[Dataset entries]
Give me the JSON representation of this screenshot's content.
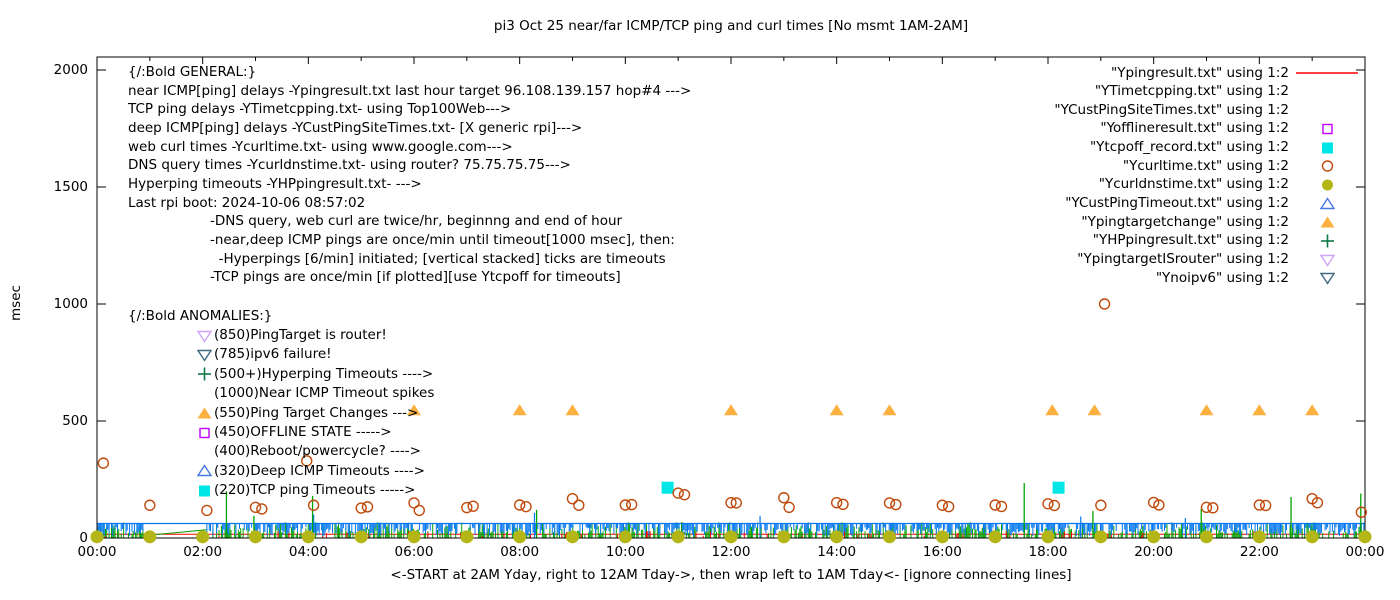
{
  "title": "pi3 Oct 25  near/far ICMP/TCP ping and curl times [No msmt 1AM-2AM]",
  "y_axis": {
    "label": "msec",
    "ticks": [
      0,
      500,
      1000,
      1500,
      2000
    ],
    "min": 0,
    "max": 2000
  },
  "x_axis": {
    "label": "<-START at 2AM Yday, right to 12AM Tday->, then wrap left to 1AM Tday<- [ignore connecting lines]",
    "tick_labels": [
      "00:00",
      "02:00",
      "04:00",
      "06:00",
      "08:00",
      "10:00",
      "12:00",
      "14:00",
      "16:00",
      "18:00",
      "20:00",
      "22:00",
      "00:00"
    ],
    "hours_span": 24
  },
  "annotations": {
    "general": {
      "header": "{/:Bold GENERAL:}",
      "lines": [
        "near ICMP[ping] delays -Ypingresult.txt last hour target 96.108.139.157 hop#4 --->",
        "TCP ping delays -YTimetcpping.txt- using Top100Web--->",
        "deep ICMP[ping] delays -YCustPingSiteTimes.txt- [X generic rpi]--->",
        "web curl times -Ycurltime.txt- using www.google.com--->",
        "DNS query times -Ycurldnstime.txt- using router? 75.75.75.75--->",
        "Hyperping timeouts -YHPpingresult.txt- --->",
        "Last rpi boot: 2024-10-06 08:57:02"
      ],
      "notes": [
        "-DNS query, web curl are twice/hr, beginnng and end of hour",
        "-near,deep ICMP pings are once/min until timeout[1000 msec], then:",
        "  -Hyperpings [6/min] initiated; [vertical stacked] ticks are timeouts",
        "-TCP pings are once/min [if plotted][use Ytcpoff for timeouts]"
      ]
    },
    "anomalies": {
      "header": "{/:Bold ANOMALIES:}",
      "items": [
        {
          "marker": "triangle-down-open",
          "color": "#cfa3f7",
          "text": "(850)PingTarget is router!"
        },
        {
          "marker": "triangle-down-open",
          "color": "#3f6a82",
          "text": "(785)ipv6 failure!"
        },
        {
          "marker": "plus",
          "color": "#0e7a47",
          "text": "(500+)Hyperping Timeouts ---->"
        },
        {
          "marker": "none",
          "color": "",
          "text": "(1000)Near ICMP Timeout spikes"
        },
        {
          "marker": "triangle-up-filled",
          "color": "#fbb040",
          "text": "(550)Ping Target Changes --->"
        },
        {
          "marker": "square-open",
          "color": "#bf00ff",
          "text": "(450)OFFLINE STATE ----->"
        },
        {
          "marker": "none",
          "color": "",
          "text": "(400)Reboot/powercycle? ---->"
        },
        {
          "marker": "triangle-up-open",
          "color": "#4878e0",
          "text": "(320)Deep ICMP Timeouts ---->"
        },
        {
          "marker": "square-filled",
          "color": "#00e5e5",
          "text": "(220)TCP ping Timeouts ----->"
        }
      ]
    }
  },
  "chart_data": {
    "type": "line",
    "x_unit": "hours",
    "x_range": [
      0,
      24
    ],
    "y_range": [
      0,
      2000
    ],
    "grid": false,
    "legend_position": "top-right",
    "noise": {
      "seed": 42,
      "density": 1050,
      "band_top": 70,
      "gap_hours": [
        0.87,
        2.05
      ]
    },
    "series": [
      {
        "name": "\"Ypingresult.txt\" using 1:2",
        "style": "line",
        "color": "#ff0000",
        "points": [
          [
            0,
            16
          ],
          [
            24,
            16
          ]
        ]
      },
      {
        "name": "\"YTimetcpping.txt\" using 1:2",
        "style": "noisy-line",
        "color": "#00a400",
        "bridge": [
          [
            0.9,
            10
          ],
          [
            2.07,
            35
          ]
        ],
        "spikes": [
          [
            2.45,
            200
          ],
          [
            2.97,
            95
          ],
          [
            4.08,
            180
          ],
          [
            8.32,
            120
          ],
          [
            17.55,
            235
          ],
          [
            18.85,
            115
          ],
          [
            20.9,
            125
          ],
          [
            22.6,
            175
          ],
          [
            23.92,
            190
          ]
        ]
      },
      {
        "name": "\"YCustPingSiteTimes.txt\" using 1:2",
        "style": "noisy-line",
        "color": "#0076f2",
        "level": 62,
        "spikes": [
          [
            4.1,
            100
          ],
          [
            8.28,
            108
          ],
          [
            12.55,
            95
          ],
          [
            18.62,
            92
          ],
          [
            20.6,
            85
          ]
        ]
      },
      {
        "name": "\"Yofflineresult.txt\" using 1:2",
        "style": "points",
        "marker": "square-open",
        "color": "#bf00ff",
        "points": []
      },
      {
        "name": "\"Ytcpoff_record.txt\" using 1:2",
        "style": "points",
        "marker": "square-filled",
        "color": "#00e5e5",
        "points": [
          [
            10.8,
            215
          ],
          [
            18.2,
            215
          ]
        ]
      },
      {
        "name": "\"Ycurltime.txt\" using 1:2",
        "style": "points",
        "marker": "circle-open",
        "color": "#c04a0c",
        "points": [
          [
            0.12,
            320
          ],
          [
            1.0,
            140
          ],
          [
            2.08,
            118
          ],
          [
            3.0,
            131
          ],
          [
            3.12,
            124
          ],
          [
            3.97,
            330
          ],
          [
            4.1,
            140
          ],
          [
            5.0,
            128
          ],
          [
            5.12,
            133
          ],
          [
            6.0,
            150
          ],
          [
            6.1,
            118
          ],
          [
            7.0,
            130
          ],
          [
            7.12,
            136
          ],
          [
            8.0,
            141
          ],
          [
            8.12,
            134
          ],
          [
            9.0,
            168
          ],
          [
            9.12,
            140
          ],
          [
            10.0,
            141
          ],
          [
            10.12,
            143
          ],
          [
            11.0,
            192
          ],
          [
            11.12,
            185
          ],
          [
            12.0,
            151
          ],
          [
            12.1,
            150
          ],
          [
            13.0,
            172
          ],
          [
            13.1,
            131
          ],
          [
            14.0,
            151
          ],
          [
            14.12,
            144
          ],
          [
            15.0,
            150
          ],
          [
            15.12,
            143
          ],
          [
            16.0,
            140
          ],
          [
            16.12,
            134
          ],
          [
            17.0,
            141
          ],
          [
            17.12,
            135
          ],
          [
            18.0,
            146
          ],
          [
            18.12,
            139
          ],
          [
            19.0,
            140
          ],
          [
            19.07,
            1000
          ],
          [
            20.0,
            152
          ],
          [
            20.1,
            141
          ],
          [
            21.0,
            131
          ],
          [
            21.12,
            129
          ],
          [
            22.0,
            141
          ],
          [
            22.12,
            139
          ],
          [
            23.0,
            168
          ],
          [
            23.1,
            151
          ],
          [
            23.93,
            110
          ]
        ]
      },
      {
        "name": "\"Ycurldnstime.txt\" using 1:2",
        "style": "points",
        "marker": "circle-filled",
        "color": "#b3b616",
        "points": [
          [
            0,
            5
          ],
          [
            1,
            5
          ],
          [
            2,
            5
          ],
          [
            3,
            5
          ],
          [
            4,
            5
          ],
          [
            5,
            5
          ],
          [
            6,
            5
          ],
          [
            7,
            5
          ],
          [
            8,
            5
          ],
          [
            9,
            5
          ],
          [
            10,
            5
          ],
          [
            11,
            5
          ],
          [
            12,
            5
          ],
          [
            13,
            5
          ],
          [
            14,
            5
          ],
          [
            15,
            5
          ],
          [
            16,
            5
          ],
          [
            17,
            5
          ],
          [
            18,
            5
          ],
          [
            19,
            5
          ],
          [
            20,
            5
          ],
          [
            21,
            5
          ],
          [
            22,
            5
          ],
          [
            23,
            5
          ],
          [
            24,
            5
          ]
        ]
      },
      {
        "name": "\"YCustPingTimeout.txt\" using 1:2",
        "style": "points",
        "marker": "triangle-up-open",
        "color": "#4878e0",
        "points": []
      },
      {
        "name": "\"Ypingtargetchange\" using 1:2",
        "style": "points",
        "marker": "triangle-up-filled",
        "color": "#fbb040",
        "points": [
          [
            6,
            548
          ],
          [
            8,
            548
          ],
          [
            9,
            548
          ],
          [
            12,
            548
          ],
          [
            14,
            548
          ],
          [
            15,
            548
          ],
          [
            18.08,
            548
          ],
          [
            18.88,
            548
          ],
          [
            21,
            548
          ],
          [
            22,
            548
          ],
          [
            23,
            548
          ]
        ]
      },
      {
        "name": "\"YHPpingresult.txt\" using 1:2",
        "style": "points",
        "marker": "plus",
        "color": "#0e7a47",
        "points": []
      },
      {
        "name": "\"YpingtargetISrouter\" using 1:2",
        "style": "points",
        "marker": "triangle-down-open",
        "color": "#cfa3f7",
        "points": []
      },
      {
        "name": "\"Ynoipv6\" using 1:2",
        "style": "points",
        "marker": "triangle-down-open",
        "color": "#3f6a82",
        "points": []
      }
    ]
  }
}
==
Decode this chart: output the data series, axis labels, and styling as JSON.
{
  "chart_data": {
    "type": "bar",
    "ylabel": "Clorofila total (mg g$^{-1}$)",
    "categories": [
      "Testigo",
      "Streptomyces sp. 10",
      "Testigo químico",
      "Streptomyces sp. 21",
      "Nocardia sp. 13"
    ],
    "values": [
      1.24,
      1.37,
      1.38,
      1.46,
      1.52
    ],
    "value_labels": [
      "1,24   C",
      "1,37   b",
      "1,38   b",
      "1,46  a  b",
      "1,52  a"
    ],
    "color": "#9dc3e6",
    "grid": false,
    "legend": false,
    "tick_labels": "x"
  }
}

## Set exercise:
Pull out every line of the records that includes the string "YHPpingresult".

## Correct output:
        "Hyperping timeouts -YHPpingresult.txt- --->",
        "name": "\"YHPpingresult.txt\" using 1:2",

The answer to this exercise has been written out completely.